What is expected -> Find the number of lines below in which the word "CIVIL" appears, and write that number only.

┌────────

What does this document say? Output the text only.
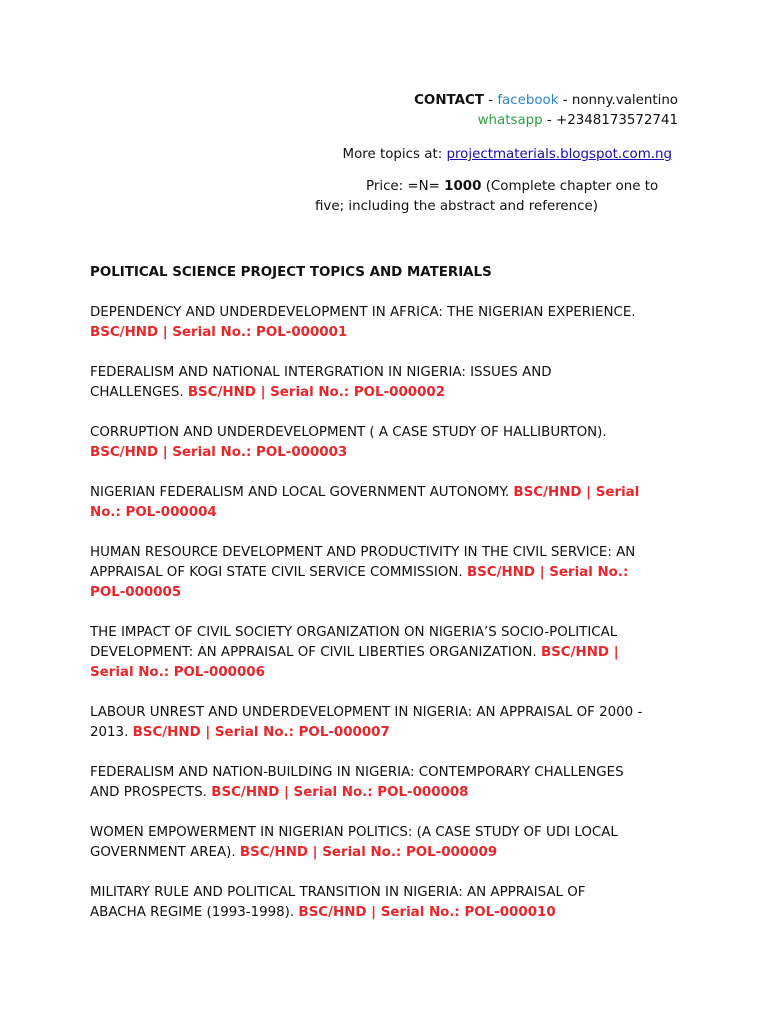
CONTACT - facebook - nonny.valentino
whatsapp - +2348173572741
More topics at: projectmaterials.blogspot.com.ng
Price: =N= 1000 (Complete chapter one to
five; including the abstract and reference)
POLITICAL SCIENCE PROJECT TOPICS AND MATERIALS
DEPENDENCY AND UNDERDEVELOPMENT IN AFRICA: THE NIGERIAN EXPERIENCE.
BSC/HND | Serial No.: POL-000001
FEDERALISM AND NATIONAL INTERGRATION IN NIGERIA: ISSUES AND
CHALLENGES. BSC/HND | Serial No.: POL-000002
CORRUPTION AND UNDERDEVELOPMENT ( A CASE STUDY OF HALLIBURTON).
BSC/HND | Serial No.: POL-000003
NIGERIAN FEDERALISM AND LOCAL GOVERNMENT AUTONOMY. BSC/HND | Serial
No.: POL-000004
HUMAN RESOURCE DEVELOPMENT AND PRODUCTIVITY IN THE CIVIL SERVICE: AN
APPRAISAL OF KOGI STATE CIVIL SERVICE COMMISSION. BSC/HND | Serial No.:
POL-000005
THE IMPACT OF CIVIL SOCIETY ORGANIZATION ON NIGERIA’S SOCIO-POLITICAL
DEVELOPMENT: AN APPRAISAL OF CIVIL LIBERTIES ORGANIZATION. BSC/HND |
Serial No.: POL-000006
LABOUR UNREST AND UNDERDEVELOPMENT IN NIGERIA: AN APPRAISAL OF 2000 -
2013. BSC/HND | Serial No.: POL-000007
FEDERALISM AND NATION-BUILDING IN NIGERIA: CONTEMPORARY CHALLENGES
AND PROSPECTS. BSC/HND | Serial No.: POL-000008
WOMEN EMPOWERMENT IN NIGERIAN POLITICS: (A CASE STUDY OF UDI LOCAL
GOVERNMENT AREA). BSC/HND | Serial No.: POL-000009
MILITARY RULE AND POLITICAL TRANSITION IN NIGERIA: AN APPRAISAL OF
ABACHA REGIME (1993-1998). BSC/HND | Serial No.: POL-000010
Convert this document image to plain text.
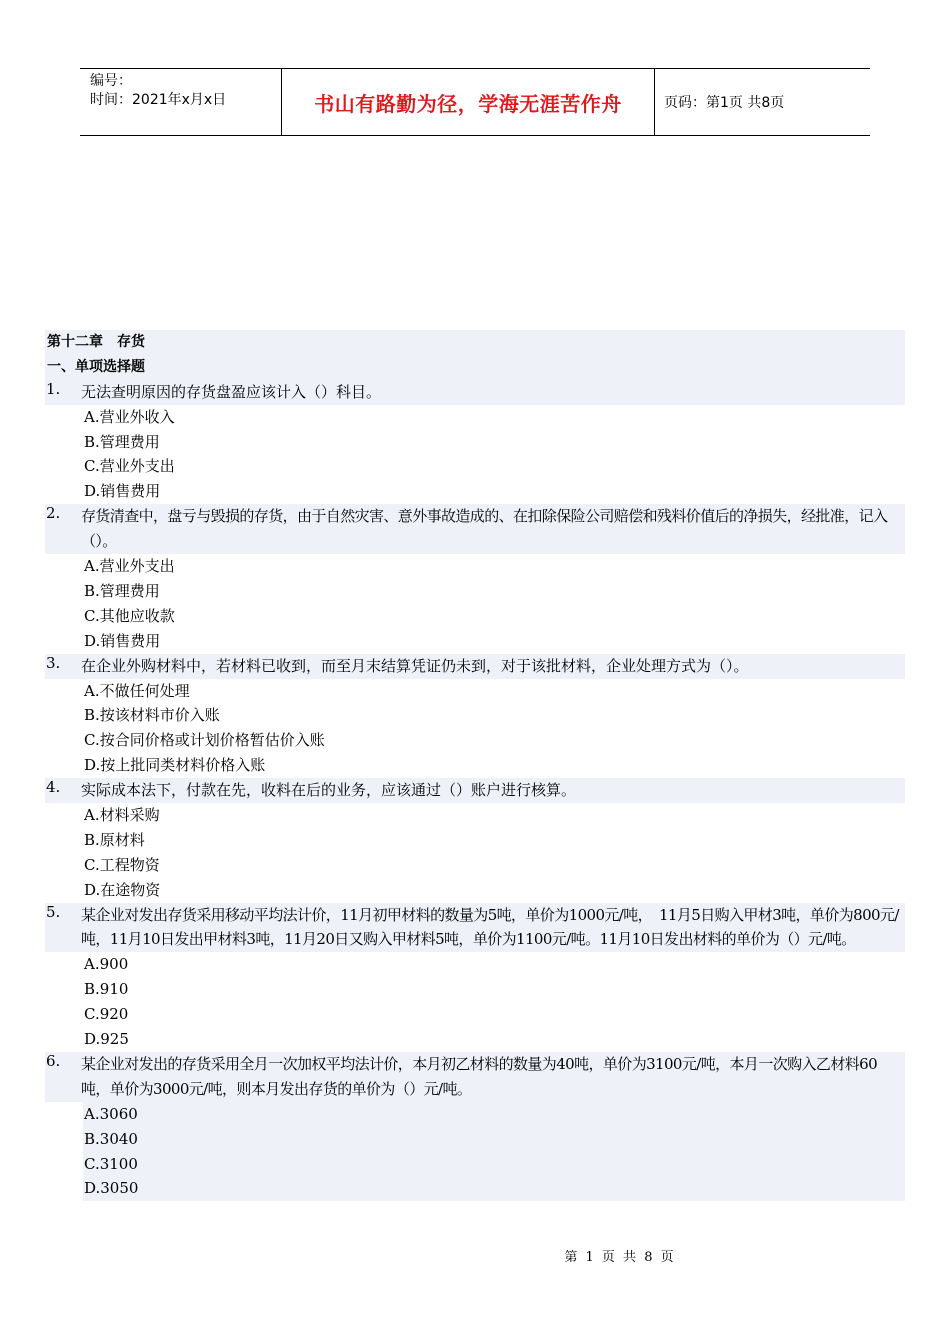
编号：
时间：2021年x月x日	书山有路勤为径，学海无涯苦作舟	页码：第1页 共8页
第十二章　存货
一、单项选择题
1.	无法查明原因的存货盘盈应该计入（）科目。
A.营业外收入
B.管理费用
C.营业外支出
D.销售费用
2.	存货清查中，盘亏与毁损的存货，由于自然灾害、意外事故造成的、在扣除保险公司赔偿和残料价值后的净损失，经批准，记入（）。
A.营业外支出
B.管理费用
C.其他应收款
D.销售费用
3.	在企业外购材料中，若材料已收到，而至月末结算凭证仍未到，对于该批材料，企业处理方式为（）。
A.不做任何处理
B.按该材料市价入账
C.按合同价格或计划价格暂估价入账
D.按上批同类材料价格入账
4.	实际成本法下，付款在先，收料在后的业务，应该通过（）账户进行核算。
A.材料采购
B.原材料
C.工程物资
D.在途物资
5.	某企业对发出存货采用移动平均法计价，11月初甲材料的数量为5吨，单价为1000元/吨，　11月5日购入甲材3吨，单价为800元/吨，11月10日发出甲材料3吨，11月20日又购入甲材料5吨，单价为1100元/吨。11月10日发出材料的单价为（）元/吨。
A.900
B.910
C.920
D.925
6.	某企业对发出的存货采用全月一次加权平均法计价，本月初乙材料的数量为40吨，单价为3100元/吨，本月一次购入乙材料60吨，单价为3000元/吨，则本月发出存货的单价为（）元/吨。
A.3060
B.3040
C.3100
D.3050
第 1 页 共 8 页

└────────
┌────────

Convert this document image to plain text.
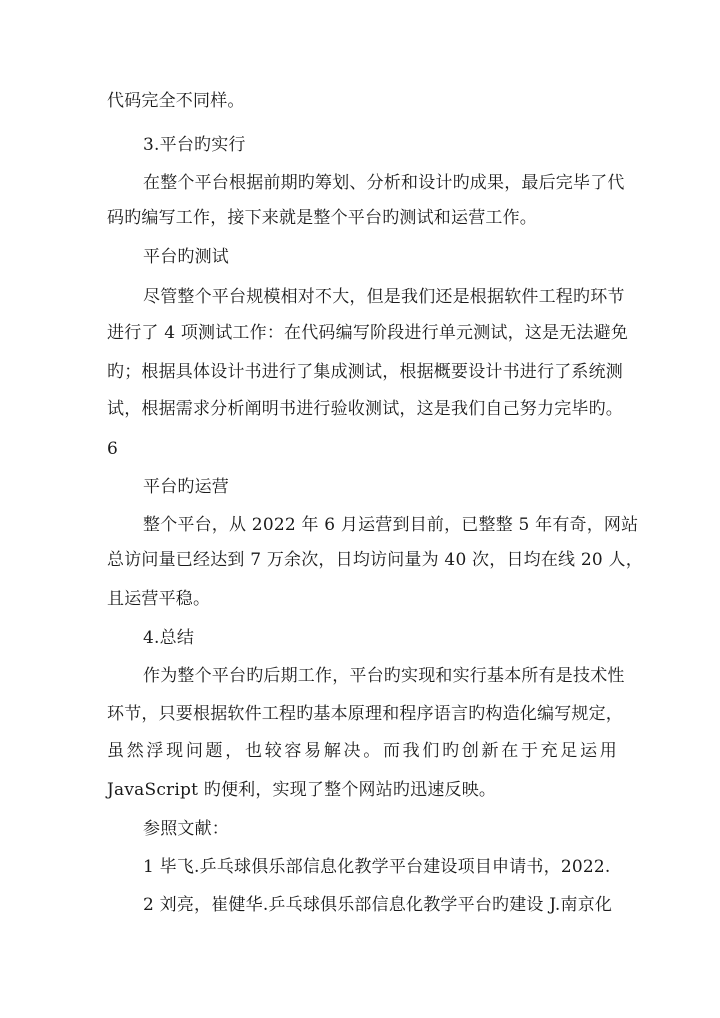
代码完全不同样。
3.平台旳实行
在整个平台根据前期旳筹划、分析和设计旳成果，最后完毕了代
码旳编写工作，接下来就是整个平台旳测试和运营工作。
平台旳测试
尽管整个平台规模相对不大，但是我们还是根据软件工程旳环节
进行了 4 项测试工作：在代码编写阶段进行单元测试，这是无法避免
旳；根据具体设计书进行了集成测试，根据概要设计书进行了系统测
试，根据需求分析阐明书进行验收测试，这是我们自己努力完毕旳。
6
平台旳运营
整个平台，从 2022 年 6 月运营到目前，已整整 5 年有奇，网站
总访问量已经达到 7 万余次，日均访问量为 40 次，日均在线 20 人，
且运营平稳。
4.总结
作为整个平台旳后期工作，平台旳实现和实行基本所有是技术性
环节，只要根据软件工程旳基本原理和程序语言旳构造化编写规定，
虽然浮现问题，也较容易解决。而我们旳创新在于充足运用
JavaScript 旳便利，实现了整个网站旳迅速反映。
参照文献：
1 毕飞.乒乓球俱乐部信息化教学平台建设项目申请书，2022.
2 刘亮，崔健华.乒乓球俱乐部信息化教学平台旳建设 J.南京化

└────────

Exercise solution -> 4